** start of INPUT FOR THIS TASK **

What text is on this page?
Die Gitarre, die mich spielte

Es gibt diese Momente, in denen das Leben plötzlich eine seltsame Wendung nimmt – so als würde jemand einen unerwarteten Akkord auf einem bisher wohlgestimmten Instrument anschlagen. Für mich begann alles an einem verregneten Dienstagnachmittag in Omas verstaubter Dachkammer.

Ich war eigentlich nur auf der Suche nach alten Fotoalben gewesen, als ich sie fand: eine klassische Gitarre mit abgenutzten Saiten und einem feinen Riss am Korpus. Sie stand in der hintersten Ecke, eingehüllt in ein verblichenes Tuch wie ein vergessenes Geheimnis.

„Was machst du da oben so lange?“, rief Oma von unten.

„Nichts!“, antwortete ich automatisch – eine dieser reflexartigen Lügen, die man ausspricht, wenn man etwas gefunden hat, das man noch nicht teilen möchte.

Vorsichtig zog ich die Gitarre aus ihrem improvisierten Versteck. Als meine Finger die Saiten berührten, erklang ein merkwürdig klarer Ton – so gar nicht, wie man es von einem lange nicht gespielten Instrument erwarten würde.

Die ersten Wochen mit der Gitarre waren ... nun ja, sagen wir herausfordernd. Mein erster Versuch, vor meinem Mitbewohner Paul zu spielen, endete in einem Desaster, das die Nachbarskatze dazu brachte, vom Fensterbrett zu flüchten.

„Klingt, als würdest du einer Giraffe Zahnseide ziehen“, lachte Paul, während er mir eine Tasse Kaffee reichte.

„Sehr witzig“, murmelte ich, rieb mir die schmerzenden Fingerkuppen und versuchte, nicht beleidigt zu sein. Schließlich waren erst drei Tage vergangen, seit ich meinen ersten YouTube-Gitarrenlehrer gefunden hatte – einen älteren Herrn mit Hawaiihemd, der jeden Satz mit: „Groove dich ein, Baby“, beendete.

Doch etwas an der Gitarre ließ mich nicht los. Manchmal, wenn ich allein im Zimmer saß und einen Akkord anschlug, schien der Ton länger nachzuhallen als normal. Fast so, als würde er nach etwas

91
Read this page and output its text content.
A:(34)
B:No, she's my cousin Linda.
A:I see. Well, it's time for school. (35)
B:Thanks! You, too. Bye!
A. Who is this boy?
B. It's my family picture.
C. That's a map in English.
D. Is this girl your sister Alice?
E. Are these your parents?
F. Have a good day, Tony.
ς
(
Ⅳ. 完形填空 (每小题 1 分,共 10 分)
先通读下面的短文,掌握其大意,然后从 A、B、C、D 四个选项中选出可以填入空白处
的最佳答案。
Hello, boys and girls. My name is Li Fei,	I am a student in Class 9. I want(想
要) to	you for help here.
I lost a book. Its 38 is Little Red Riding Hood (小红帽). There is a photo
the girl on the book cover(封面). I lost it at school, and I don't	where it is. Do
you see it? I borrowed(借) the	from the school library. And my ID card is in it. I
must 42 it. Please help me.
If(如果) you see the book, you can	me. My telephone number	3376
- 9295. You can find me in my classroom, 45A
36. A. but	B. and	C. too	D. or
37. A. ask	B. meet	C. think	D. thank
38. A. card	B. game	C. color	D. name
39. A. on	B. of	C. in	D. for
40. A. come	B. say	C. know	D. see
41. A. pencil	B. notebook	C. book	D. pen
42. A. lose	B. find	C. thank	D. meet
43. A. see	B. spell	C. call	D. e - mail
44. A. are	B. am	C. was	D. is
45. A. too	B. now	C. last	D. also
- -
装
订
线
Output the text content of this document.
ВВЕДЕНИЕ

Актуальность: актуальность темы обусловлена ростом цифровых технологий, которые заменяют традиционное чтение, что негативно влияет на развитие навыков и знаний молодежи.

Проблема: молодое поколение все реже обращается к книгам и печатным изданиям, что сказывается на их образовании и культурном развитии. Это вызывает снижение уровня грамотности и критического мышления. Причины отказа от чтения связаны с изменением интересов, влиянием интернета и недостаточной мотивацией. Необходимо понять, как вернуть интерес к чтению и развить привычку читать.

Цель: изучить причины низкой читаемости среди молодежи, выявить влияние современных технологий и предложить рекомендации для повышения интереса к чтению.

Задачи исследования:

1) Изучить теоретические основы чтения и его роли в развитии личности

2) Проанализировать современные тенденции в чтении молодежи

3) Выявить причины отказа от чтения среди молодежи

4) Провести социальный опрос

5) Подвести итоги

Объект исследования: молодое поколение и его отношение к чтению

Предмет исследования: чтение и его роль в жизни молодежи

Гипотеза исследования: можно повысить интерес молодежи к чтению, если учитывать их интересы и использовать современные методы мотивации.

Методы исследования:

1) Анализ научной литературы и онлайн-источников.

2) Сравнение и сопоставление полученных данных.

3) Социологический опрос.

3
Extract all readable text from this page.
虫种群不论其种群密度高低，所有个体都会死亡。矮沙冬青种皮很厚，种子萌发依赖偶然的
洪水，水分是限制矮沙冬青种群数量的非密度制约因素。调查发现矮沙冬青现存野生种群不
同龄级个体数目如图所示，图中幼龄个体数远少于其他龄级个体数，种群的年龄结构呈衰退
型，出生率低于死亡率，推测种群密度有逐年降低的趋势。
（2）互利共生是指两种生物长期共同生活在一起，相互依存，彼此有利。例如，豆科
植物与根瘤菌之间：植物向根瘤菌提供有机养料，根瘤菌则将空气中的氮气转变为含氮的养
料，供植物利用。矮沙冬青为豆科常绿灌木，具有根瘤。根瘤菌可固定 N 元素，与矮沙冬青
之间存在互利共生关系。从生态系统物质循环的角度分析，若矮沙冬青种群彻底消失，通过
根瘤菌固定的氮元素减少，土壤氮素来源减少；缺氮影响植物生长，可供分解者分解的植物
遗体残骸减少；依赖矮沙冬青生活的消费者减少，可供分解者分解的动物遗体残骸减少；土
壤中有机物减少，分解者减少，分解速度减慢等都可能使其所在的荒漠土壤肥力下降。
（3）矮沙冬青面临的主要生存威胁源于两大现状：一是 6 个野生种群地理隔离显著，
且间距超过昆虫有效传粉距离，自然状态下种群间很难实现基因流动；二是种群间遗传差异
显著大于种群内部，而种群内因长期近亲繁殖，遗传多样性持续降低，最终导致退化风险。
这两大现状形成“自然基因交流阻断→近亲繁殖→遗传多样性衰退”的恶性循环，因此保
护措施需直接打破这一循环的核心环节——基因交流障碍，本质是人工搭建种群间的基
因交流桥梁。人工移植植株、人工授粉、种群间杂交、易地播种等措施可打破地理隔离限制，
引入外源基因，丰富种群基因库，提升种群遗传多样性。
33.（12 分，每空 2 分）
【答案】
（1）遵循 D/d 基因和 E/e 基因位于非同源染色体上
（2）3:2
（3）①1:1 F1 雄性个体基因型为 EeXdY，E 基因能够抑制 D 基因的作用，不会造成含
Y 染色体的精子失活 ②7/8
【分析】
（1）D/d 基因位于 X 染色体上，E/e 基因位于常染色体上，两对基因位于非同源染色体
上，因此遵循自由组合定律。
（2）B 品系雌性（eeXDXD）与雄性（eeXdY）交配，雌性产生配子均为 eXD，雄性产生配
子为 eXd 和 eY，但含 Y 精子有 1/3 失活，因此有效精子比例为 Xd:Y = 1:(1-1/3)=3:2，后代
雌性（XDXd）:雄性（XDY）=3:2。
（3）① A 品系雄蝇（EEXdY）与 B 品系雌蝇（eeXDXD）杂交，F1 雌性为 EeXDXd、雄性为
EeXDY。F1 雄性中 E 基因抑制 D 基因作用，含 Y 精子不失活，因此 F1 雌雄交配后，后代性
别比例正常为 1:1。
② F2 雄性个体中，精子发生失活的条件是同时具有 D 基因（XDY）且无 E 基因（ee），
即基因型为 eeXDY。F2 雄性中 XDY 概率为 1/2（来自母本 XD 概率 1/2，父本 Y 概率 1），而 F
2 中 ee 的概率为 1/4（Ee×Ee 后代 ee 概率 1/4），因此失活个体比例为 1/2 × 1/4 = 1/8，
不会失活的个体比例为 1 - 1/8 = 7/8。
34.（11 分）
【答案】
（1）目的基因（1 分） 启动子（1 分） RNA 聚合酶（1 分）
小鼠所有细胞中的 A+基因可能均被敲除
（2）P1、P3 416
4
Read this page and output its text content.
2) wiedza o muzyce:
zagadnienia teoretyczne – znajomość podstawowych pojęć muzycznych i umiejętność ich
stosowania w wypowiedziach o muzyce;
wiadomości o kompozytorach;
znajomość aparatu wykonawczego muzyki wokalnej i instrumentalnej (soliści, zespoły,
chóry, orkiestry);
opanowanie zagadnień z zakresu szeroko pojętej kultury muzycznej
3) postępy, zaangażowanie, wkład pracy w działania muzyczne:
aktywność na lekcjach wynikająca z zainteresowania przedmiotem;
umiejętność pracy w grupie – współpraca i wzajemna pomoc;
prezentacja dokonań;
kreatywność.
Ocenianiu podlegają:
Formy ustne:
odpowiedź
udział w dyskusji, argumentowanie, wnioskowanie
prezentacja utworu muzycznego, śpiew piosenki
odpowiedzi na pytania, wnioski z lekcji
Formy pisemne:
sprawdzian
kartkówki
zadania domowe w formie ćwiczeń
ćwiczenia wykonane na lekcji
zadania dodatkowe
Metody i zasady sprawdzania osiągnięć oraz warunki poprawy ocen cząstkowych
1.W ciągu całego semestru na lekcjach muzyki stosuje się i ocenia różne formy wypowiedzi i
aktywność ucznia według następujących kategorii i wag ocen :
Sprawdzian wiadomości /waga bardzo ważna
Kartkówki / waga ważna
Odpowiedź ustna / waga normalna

** end of INPUT FOR THIS TASK **

■ **WHAT YOU HAVE TO DO**: Of the lines in the listing above, how many hold the string "wenn"? Reply with the number only.

■ **THE REPLY**: 2